(begin)

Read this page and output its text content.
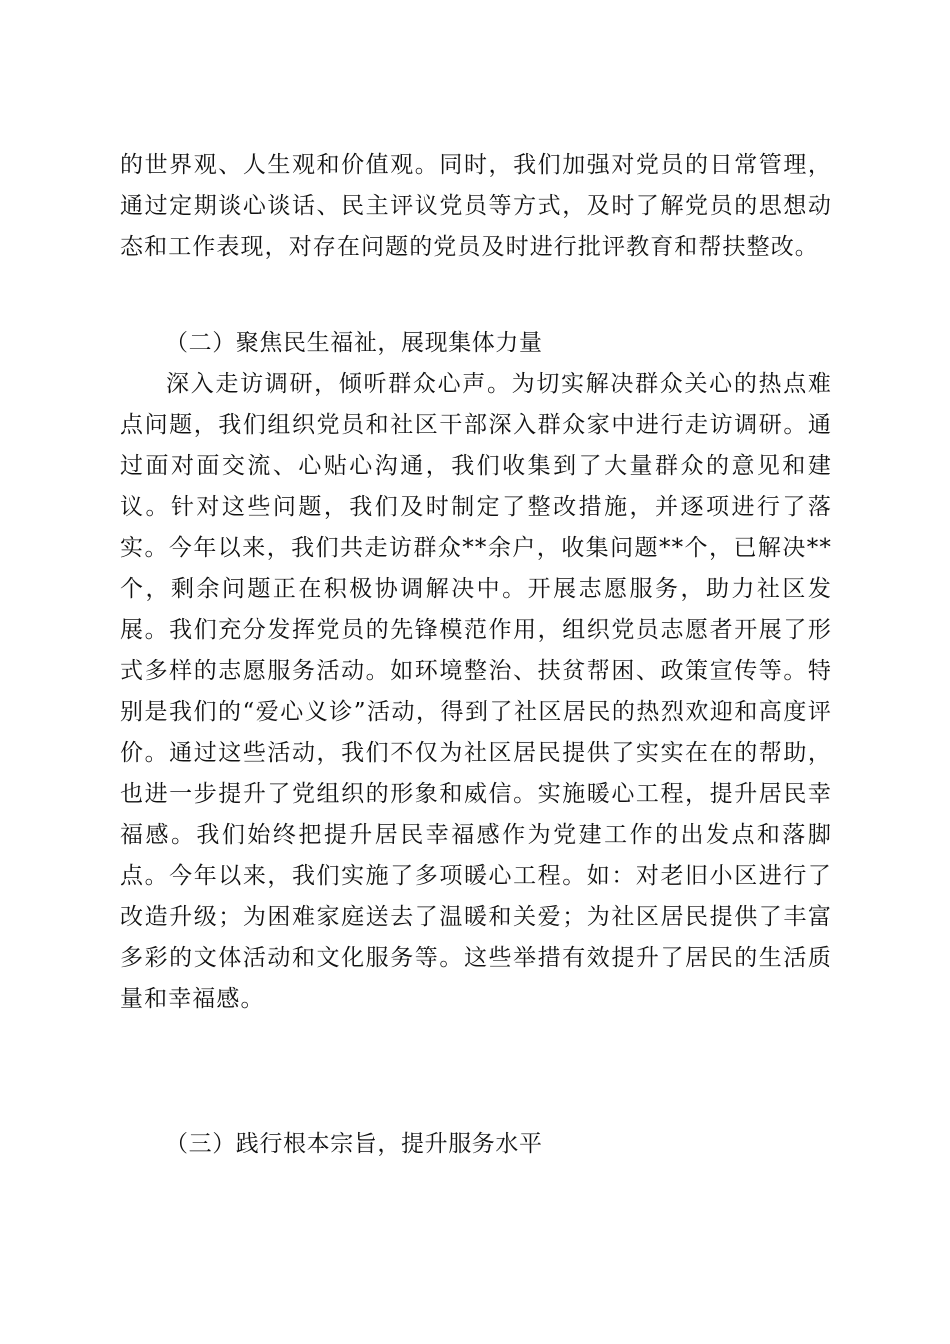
的世界观、人生观和价值观。同时，我们加强对党员的日常管理，通过定期谈心谈话、民主评议党员等方式，及时了解党员的思想动态和工作表现，对存在问题的党员及时进行批评教育和帮扶整改。
（二）聚焦民生福祉，展现集体力量
深入走访调研，倾听群众心声。为切实解决群众关心的热点难点问题，我们组织党员和社区干部深入群众家中进行走访调研。通过面对面交流、心贴心沟通，我们收集到了大量群众的意见和建议。针对这些问题，我们及时制定了整改措施，并逐项进行了落实。今年以来，我们共走访群众**余户，收集问题**个，已解决**个，剩余问题正在积极协调解决中。开展志愿服务，助力社区发展。我们充分发挥党员的先锋模范作用，组织党员志愿者开展了形式多样的志愿服务活动。如环境整治、扶贫帮困、政策宣传等。特别是我们的“爱心义诊”活动，得到了社区居民的热烈欢迎和高度评价。通过这些活动，我们不仅为社区居民提供了实实在在的帮助，也进一步提升了党组织的形象和威信。实施暖心工程，提升居民幸福感。我们始终把提升居民幸福感作为党建工作的出发点和落脚点。今年以来，我们实施了多项暖心工程。如：对老旧小区进行了改造升级；为困难家庭送去了温暖和关爱；为社区居民提供了丰富多彩的文体活动和文化服务等。这些举措有效提升了居民的生活质量和幸福感。
（三）践行根本宗旨，提升服务水平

(end)

▶ [EXERCISE GOAL]: Will you restate every entry word for word and omit the images?

▶ [RESULT]:
Read this page and output its text content.
的世界观、人生观和价值观。同时，我们加强对党员的日常管理，通过定期谈心谈话、民主评议党员等方式，及时了解党员的思想动态和工作表现，对存在问题的党员及时进行批评教育和帮扶整改。
（二）聚焦民生福祉，展现集体力量
深入走访调研，倾听群众心声。为切实解决群众关心的热点难点问题，我们组织党员和社区干部深入群众家中进行走访调研。通过面对面交流、心贴心沟通，我们收集到了大量群众的意见和建议。针对这些问题，我们及时制定了整改措施，并逐项进行了落实。今年以来，我们共走访群众**余户，收集问题**个，已解决**个，剩余问题正在积极协调解决中。开展志愿服务，助力社区发展。我们充分发挥党员的先锋模范作用，组织党员志愿者开展了形式多样的志愿服务活动。如环境整治、扶贫帮困、政策宣传等。特别是我们的“爱心义诊”活动，得到了社区居民的热烈欢迎和高度评价。通过这些活动，我们不仅为社区居民提供了实实在在的帮助，也进一步提升了党组织的形象和威信。实施暖心工程，提升居民幸福感。我们始终把提升居民幸福感作为党建工作的出发点和落脚点。今年以来，我们实施了多项暖心工程。如：对老旧小区进行了改造升级；为困难家庭送去了温暖和关爱；为社区居民提供了丰富多彩的文体活动和文化服务等。这些举措有效提升了居民的生活质量和幸福感。
（三）践行根本宗旨，提升服务水平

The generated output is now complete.